● Exercise: Please transcribe every entry below word for word, keeping each line as it appears. Leave out the pictures.

Saved data entries
────────────────────

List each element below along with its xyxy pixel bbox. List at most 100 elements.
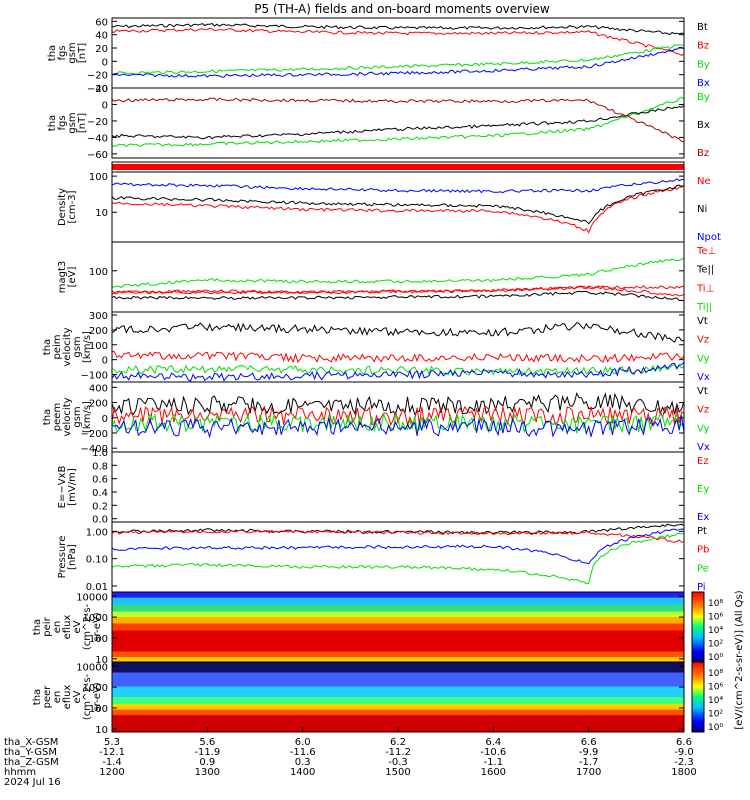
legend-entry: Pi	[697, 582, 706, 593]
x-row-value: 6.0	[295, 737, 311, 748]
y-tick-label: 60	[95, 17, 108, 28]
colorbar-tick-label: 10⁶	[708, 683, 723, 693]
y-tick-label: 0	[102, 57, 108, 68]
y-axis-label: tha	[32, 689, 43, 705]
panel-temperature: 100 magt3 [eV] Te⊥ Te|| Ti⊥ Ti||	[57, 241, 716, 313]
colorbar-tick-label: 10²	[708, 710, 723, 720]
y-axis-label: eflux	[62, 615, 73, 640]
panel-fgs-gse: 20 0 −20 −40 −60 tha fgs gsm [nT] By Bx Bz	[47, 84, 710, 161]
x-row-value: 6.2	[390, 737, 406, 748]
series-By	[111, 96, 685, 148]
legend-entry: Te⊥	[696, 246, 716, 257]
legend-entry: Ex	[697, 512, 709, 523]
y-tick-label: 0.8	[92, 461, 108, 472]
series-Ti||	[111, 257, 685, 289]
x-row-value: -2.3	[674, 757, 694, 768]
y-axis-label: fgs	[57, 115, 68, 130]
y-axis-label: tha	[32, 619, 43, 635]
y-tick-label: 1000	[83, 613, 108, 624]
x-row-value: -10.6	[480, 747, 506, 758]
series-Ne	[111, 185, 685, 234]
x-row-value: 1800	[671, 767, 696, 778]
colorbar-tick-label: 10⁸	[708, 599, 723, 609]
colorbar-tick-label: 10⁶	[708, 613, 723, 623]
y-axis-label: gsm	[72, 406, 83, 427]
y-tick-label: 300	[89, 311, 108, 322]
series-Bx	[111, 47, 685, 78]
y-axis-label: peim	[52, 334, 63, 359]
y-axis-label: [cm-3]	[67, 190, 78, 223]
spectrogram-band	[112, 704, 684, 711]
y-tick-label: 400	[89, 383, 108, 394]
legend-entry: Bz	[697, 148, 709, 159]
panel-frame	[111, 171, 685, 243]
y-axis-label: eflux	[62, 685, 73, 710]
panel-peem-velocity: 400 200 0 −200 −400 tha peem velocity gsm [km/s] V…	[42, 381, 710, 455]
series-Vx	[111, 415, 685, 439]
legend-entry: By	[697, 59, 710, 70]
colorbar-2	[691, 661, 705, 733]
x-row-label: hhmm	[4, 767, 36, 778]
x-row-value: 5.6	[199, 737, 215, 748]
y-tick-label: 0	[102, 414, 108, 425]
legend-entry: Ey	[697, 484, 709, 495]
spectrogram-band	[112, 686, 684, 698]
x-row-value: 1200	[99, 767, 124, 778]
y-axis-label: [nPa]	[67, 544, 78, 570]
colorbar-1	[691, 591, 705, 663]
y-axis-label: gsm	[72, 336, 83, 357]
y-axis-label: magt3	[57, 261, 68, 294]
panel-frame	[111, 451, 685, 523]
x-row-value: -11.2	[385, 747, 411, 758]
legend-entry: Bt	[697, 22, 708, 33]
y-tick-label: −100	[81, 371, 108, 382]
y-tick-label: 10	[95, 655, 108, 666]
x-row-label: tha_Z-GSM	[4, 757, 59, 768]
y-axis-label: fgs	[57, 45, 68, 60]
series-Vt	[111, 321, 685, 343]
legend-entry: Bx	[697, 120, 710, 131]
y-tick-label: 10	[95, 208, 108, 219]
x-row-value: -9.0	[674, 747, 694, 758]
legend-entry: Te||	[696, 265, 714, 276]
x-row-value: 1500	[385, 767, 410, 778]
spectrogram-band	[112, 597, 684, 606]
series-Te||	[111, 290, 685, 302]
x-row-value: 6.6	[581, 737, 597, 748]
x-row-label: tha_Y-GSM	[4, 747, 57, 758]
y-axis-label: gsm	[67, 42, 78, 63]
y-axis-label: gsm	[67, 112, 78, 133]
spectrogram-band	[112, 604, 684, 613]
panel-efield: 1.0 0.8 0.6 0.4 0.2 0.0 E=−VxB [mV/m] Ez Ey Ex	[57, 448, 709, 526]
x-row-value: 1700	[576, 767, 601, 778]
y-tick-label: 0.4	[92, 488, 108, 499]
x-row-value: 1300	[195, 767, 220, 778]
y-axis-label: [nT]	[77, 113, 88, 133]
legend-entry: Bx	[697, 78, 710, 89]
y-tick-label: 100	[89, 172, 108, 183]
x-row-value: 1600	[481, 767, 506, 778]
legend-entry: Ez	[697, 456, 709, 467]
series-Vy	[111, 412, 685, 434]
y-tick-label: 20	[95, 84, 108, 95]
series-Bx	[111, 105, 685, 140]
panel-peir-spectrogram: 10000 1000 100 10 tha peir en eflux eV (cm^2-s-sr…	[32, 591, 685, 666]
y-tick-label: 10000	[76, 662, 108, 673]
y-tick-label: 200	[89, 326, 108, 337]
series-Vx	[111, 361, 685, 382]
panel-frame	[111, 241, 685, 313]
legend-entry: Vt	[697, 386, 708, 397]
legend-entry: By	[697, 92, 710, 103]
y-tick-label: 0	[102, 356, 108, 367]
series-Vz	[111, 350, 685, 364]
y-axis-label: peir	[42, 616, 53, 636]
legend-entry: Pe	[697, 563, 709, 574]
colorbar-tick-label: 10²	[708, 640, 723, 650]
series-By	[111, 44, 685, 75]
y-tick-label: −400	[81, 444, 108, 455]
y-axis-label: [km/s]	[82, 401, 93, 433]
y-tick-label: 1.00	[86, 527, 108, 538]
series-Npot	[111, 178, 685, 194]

────────────────────

● Answer:
List each element below along with its xyxy pixel bbox. List at most 100 elements.
legend-entry: Pi	[697, 582, 706, 593]
x-row-value: 6.0	[295, 737, 311, 748]
y-tick-label: 60	[95, 17, 108, 28]
colorbar-tick-label: 10⁶	[708, 683, 723, 693]
y-tick-label: 0	[102, 57, 108, 68]
y-axis-label: tha	[32, 689, 43, 705]
panel-temperature: 100 magt3 [eV] Te⊥ Te|| Ti⊥ Ti||	[57, 241, 716, 313]
colorbar-tick-label: 10²	[708, 710, 723, 720]
y-axis-label: eflux	[62, 615, 73, 640]
panel-fgs-gse: 20 0 −20 −40 −60 tha fgs gsm [nT] By Bx Bz	[47, 84, 710, 161]
x-row-value: 6.2	[390, 737, 406, 748]
series-By	[111, 96, 685, 148]
legend-entry: Te⊥	[696, 246, 716, 257]
legend-entry: Ex	[697, 512, 709, 523]
y-tick-label: 0.8	[92, 461, 108, 472]
series-Ti||	[111, 257, 685, 289]
x-row-value: -2.3	[674, 757, 694, 768]
y-axis-label: fgs	[57, 115, 68, 130]
y-axis-label: tha	[32, 619, 43, 635]
y-tick-label: 1000	[83, 613, 108, 624]
x-row-value: -10.6	[480, 747, 506, 758]
series-Ne	[111, 185, 685, 234]
x-row-value: 1800	[671, 767, 696, 778]
colorbar-tick-label: 10⁸	[708, 599, 723, 609]
colorbar-tick-label: 10⁶	[708, 613, 723, 623]
y-axis-label: gsm	[72, 406, 83, 427]
y-tick-label: 300	[89, 311, 108, 322]
series-Bx	[111, 47, 685, 78]
y-axis-label: peim	[52, 334, 63, 359]
y-axis-label: [cm-3]	[67, 190, 78, 223]
spectrogram-band	[112, 704, 684, 711]
y-tick-label: 400	[89, 383, 108, 394]
legend-entry: Bz	[697, 148, 709, 159]
panel-frame	[111, 171, 685, 243]
y-axis-label: eflux	[62, 685, 73, 710]
panel-peem-velocity: 400 200 0 −200 −400 tha peem velocity gsm [km/s] V…	[42, 381, 710, 455]
series-Vx	[111, 415, 685, 439]
legend-entry: By	[697, 59, 710, 70]
colorbar-2	[691, 661, 705, 733]
x-row-label: hhmm	[4, 767, 36, 778]
x-row-value: 5.6	[199, 737, 215, 748]
y-tick-label: 0	[102, 414, 108, 425]
legend-entry: Ey	[697, 484, 709, 495]
spectrogram-band	[112, 686, 684, 698]
x-row-value: 1200	[99, 767, 124, 778]
y-axis-label: [nPa]	[67, 544, 78, 570]
colorbar-1	[691, 591, 705, 663]
y-axis-label: gsm	[72, 336, 83, 357]
y-axis-label: magt3	[57, 261, 68, 294]
panel-frame	[111, 451, 685, 523]
x-row-value: -11.2	[385, 747, 411, 758]
legend-entry: Bt	[697, 22, 708, 33]
y-tick-label: −100	[81, 371, 108, 382]
y-tick-label: 10	[95, 655, 108, 666]
x-row-label: tha_Z-GSM	[4, 757, 59, 768]
y-axis-label: fgs	[57, 45, 68, 60]
series-Vt	[111, 321, 685, 343]
legend-entry: Bx	[697, 120, 710, 131]
y-tick-label: 10	[95, 208, 108, 219]
x-row-value: -9.0	[674, 747, 694, 758]
legend-entry: Te||	[696, 265, 714, 276]
x-row-value: 1500	[385, 767, 410, 778]
spectrogram-band	[112, 597, 684, 606]
series-Te||	[111, 290, 685, 302]
x-row-value: 6.6	[581, 737, 597, 748]
x-row-label: tha_Y-GSM	[4, 747, 57, 758]
y-axis-label: gsm	[67, 42, 78, 63]
y-axis-label: gsm	[67, 112, 78, 133]
spectrogram-band	[112, 604, 684, 613]
panel-efield: 1.0 0.8 0.6 0.4 0.2 0.0 E=−VxB [mV/m] Ez Ey Ex	[57, 448, 709, 526]
x-row-value: 1700	[576, 767, 601, 778]
y-tick-label: 0.4	[92, 488, 108, 499]
x-row-value: 1300	[195, 767, 220, 778]
y-axis-label: [nT]	[77, 113, 88, 133]
legend-entry: Bx	[697, 78, 710, 89]
y-tick-label: 100	[89, 172, 108, 183]
x-row-value: 1600	[481, 767, 506, 778]
legend-entry: Ez	[697, 456, 709, 467]
series-Vy	[111, 412, 685, 434]
y-tick-label: 20	[95, 84, 108, 95]
series-Bx	[111, 105, 685, 140]
panel-peir-spectrogram: 10000 1000 100 10 tha peir en eflux eV (cm^2-s-sr…	[32, 591, 685, 666]
y-tick-label: 10000	[76, 662, 108, 673]
y-tick-label: 200	[89, 326, 108, 337]
series-Vx	[111, 361, 685, 382]
panel-frame	[111, 241, 685, 313]
legend-entry: Vt	[697, 386, 708, 397]
legend-entry: By	[697, 92, 710, 103]
y-tick-label: 0	[102, 356, 108, 367]
series-Vz	[111, 350, 685, 364]
y-axis-label: peir	[42, 616, 53, 636]
legend-entry: Pe	[697, 563, 709, 574]
colorbar-tick-label: 10²	[708, 640, 723, 650]
series-By	[111, 44, 685, 75]
y-tick-label: −400	[81, 444, 108, 455]
y-axis-label: [km/s]	[82, 401, 93, 433]
y-tick-label: 1.00	[86, 527, 108, 538]
series-Npot	[111, 178, 685, 194]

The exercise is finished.